*DATA SHOWN:*
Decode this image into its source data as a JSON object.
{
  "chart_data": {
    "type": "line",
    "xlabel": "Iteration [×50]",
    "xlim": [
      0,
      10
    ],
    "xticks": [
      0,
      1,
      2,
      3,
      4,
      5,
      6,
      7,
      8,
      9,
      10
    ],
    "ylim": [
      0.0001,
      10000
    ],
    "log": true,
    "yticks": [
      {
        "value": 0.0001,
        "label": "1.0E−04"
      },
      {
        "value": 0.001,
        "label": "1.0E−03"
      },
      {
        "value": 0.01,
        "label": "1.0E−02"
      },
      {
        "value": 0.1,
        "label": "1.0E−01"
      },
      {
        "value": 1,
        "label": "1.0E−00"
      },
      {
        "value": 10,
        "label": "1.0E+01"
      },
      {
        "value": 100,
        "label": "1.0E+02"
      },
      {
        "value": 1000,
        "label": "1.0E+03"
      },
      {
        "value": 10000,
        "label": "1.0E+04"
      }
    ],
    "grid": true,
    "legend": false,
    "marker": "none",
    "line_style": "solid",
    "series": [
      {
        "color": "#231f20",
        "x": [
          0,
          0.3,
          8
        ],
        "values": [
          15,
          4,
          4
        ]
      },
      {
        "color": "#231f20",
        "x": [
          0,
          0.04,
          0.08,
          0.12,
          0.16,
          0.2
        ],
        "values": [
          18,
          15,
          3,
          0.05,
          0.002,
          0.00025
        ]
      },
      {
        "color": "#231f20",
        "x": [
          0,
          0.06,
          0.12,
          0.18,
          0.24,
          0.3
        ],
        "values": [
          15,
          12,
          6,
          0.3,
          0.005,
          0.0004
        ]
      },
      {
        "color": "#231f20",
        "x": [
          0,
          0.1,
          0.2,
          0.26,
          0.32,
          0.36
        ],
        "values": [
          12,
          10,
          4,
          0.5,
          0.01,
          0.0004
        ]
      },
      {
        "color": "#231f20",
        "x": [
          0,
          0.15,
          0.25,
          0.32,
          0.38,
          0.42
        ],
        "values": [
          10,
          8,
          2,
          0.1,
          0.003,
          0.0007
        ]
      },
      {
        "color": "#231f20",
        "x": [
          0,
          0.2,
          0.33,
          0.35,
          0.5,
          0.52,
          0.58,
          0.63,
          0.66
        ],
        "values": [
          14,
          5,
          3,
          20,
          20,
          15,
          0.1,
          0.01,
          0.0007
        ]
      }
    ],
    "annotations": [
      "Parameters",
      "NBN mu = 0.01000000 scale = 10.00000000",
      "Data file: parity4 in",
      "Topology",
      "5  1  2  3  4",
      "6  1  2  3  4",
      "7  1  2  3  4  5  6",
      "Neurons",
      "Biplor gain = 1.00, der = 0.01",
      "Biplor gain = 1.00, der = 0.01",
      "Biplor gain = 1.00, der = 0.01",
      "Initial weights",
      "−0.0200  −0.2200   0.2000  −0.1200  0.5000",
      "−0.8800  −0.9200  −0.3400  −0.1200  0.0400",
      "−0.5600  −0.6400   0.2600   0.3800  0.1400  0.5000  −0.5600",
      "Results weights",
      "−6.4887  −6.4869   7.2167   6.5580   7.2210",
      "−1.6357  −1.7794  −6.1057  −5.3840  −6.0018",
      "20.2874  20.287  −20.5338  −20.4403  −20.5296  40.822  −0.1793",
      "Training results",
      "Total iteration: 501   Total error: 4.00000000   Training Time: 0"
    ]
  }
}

*GOAL:*
Hand back the material above in full, exactly as written.

*ANSWER TO THIS TASK:*
Decode this image into its source data as a JSON object.
{
  "chart_data": {
    "type": "line",
    "xlabel": "Iteration [×50]",
    "xlim": [
      0,
      10
    ],
    "xticks": [
      0,
      1,
      2,
      3,
      4,
      5,
      6,
      7,
      8,
      9,
      10
    ],
    "ylim": [
      0.0001,
      10000
    ],
    "log": true,
    "yticks": [
      {
        "value": 0.0001,
        "label": "1.0E−04"
      },
      {
        "value": 0.001,
        "label": "1.0E−03"
      },
      {
        "value": 0.01,
        "label": "1.0E−02"
      },
      {
        "value": 0.1,
        "label": "1.0E−01"
      },
      {
        "value": 1,
        "label": "1.0E−00"
      },
      {
        "value": 10,
        "label": "1.0E+01"
      },
      {
        "value": 100,
        "label": "1.0E+02"
      },
      {
        "value": 1000,
        "label": "1.0E+03"
      },
      {
        "value": 10000,
        "label": "1.0E+04"
      }
    ],
    "grid": true,
    "legend": false,
    "marker": "none",
    "line_style": "solid",
    "series": [
      {
        "color": "#231f20",
        "x": [
          0,
          0.3,
          8
        ],
        "values": [
          15,
          4,
          4
        ]
      },
      {
        "color": "#231f20",
        "x": [
          0,
          0.04,
          0.08,
          0.12,
          0.16,
          0.2
        ],
        "values": [
          18,
          15,
          3,
          0.05,
          0.002,
          0.00025
        ]
      },
      {
        "color": "#231f20",
        "x": [
          0,
          0.06,
          0.12,
          0.18,
          0.24,
          0.3
        ],
        "values": [
          15,
          12,
          6,
          0.3,
          0.005,
          0.0004
        ]
      },
      {
        "color": "#231f20",
        "x": [
          0,
          0.1,
          0.2,
          0.26,
          0.32,
          0.36
        ],
        "values": [
          12,
          10,
          4,
          0.5,
          0.01,
          0.0004
        ]
      },
      {
        "color": "#231f20",
        "x": [
          0,
          0.15,
          0.25,
          0.32,
          0.38,
          0.42
        ],
        "values": [
          10,
          8,
          2,
          0.1,
          0.003,
          0.0007
        ]
      },
      {
        "color": "#231f20",
        "x": [
          0,
          0.2,
          0.33,
          0.35,
          0.5,
          0.52,
          0.58,
          0.63,
          0.66
        ],
        "values": [
          14,
          5,
          3,
          20,
          20,
          15,
          0.1,
          0.01,
          0.0007
        ]
      }
    ],
    "annotations": [
      "Parameters",
      "NBN mu = 0.01000000 scale = 10.00000000",
      "Data file: parity4 in",
      "Topology",
      "5  1  2  3  4",
      "6  1  2  3  4",
      "7  1  2  3  4  5  6",
      "Neurons",
      "Biplor gain = 1.00, der = 0.01",
      "Biplor gain = 1.00, der = 0.01",
      "Biplor gain = 1.00, der = 0.01",
      "Initial weights",
      "−0.0200  −0.2200   0.2000  −0.1200  0.5000",
      "−0.8800  −0.9200  −0.3400  −0.1200  0.0400",
      "−0.5600  −0.6400   0.2600   0.3800  0.1400  0.5000  −0.5600",
      "Results weights",
      "−6.4887  −6.4869   7.2167   6.5580   7.2210",
      "−1.6357  −1.7794  −6.1057  −5.3840  −6.0018",
      "20.2874  20.287  −20.5338  −20.4403  −20.5296  40.822  −0.1793",
      "Training results",
      "Total iteration: 501   Total error: 4.00000000   Training Time: 0"
    ]
  }
}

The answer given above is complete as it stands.